_Requirements_.
Reproduce the records below exactly, leaving out any pictures.

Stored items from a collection
------------
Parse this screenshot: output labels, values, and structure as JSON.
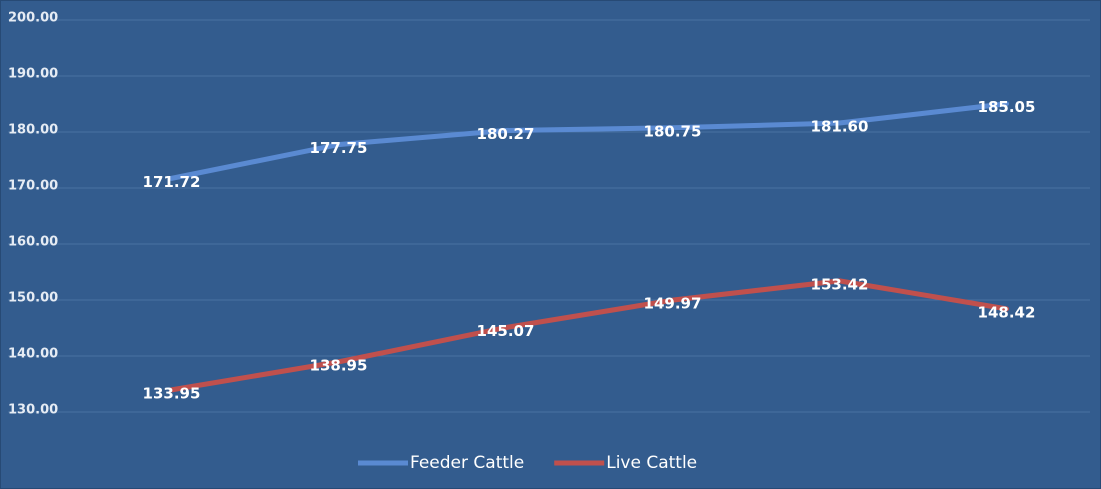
{
  "chart_data": {
    "type": "line",
    "categories": [
      null,
      null,
      null,
      null,
      null,
      null
    ],
    "series": [
      {
        "name": "Feeder Cattle",
        "color": "#5a8ad2",
        "values": [
          171.72,
          177.75,
          180.27,
          180.75,
          181.6,
          185.05
        ],
        "value_labels": [
          "171.72",
          "177.75",
          "180.27",
          "180.75",
          "181.60",
          "185.05"
        ]
      },
      {
        "name": "Live Cattle",
        "color": "#c0504d",
        "values": [
          133.95,
          138.95,
          145.07,
          149.97,
          153.42,
          148.42
        ],
        "value_labels": [
          "133.95",
          "138.95",
          "145.07",
          "149.97",
          "153.42",
          "148.42"
        ]
      }
    ],
    "ylim": [
      130,
      200
    ],
    "yticks": [
      {
        "value": 130,
        "label": "130.00"
      },
      {
        "value": 140,
        "label": "140.00"
      },
      {
        "value": 150,
        "label": "150.00"
      },
      {
        "value": 160,
        "label": "160.00"
      },
      {
        "value": 170,
        "label": "170.00"
      },
      {
        "value": 180,
        "label": "180.00"
      },
      {
        "value": 190,
        "label": "190.00"
      },
      {
        "value": 200,
        "label": "200.00"
      }
    ],
    "grid": true,
    "legend": "bottom"
  }
}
------------
_Solution_.
Parse this screenshot: output labels, values, and structure as JSON.
{
  "chart_data": {
    "type": "line",
    "categories": [
      null,
      null,
      null,
      null,
      null,
      null
    ],
    "series": [
      {
        "name": "Feeder Cattle",
        "color": "#5a8ad2",
        "values": [
          171.72,
          177.75,
          180.27,
          180.75,
          181.6,
          185.05
        ],
        "value_labels": [
          "171.72",
          "177.75",
          "180.27",
          "180.75",
          "181.60",
          "185.05"
        ]
      },
      {
        "name": "Live Cattle",
        "color": "#c0504d",
        "values": [
          133.95,
          138.95,
          145.07,
          149.97,
          153.42,
          148.42
        ],
        "value_labels": [
          "133.95",
          "138.95",
          "145.07",
          "149.97",
          "153.42",
          "148.42"
        ]
      }
    ],
    "ylim": [
      130,
      200
    ],
    "yticks": [
      {
        "value": 130,
        "label": "130.00"
      },
      {
        "value": 140,
        "label": "140.00"
      },
      {
        "value": 150,
        "label": "150.00"
      },
      {
        "value": 160,
        "label": "160.00"
      },
      {
        "value": 170,
        "label": "170.00"
      },
      {
        "value": 180,
        "label": "180.00"
      },
      {
        "value": 190,
        "label": "190.00"
      },
      {
        "value": 200,
        "label": "200.00"
      }
    ],
    "grid": true,
    "legend": "bottom"
  }
}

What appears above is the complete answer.